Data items
- - -

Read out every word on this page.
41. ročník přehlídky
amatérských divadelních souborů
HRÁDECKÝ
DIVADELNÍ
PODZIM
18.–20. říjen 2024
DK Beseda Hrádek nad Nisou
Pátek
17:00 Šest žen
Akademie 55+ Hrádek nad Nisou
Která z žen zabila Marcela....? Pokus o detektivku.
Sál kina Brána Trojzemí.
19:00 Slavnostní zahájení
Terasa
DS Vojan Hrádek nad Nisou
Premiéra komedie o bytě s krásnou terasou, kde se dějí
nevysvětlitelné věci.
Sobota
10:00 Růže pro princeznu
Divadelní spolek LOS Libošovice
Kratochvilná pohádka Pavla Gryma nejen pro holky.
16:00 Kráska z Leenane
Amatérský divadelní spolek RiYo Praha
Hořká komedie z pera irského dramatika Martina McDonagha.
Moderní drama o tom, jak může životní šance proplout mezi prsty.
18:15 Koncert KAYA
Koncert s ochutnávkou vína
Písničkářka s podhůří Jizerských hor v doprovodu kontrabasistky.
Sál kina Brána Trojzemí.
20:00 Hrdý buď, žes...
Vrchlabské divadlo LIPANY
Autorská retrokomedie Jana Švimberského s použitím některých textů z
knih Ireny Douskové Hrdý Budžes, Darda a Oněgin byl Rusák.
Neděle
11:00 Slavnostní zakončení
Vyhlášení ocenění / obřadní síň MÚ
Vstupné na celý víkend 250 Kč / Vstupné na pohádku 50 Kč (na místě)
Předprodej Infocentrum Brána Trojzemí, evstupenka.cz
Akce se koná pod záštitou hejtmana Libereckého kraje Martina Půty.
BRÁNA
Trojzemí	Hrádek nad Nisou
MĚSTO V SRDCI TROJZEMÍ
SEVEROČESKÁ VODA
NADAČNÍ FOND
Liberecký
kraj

- - -

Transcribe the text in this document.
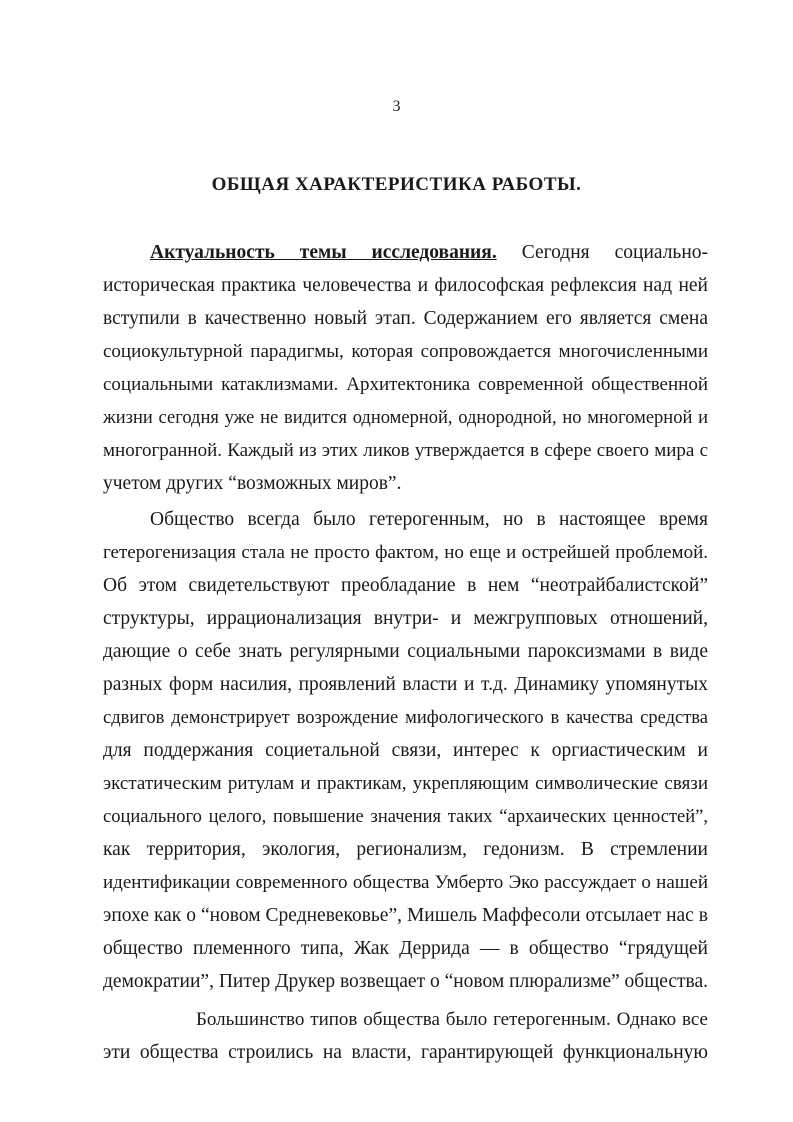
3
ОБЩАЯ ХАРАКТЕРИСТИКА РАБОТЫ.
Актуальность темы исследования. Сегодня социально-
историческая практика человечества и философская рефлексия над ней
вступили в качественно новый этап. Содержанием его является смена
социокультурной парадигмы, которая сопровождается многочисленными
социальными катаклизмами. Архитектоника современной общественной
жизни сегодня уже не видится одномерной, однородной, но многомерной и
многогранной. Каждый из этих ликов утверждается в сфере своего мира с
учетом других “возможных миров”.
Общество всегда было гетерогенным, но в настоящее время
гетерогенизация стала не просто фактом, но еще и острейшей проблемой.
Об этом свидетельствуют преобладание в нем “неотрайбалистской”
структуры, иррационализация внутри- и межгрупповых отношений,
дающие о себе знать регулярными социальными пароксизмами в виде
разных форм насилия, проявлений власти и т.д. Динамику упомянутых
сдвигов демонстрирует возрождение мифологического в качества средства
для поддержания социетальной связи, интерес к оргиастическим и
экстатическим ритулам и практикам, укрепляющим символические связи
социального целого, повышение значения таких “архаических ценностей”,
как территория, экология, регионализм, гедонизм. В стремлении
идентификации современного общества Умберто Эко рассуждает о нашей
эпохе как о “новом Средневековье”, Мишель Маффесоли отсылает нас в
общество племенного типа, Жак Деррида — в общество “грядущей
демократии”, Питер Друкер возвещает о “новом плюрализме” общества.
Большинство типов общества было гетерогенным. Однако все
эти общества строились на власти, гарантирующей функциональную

- - -

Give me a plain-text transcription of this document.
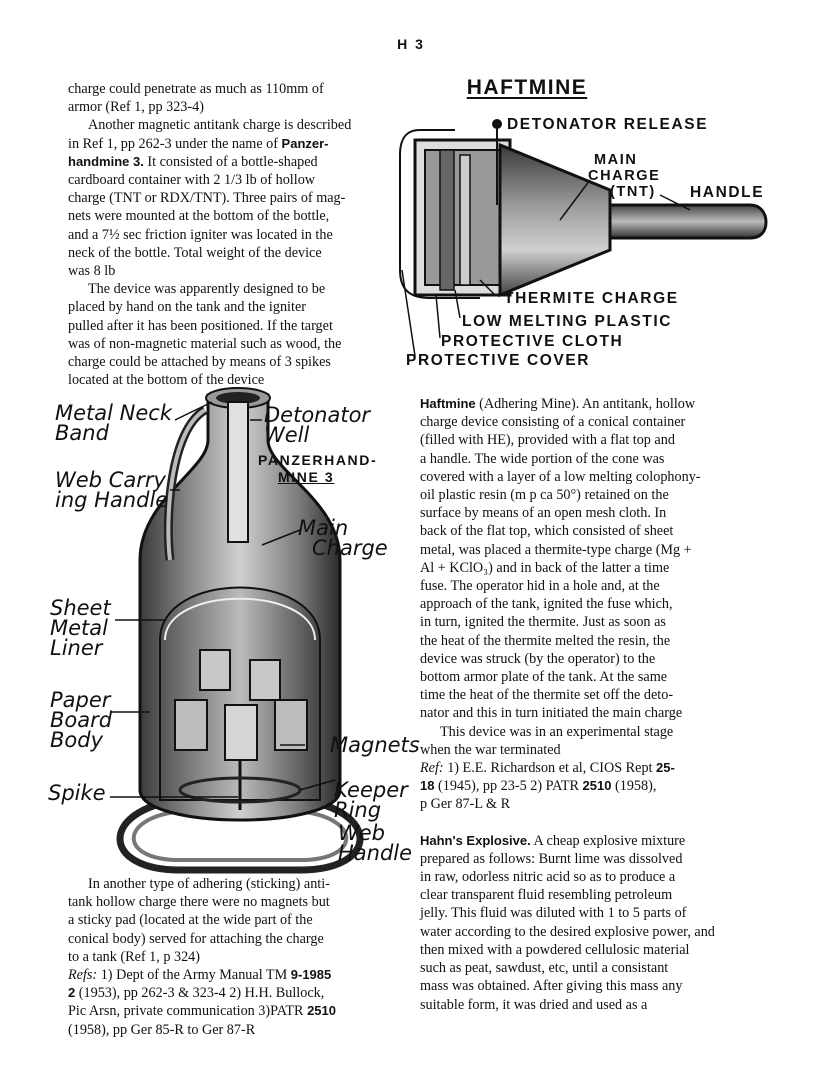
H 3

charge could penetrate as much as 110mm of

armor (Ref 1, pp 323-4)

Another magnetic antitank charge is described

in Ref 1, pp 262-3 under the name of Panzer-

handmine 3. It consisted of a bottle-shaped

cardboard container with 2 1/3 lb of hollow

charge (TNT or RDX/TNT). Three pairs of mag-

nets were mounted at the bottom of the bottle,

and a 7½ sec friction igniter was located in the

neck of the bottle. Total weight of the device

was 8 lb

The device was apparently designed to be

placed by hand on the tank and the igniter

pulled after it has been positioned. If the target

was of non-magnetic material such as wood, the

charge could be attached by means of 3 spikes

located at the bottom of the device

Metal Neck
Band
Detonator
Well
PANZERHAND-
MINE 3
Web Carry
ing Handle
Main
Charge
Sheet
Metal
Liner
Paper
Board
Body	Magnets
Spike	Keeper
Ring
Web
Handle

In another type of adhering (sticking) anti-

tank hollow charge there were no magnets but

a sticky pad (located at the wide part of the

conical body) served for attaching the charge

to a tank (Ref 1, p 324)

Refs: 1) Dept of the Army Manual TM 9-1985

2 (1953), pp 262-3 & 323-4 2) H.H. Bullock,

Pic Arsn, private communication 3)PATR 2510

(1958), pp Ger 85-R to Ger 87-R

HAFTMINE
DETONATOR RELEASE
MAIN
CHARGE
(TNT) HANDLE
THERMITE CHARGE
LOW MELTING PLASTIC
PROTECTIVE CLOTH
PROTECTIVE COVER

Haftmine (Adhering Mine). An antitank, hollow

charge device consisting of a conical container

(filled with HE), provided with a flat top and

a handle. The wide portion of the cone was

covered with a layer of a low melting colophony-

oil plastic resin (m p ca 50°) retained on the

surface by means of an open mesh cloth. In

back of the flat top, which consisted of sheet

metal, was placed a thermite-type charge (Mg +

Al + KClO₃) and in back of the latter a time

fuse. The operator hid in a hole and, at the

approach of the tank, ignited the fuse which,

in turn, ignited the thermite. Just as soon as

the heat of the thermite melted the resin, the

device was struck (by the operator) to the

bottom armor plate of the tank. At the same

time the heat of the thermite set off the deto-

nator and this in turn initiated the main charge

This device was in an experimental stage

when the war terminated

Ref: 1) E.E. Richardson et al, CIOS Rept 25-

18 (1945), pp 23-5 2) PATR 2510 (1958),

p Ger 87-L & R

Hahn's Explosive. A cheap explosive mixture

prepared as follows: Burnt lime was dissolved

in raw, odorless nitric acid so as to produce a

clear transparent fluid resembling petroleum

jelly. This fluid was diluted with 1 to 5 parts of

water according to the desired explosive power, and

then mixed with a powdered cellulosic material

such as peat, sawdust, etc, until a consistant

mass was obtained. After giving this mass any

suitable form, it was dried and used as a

- - -

State the number of lines in the records that contain the string "Hrdý", and nothing more.

*Output for this exercise:*
2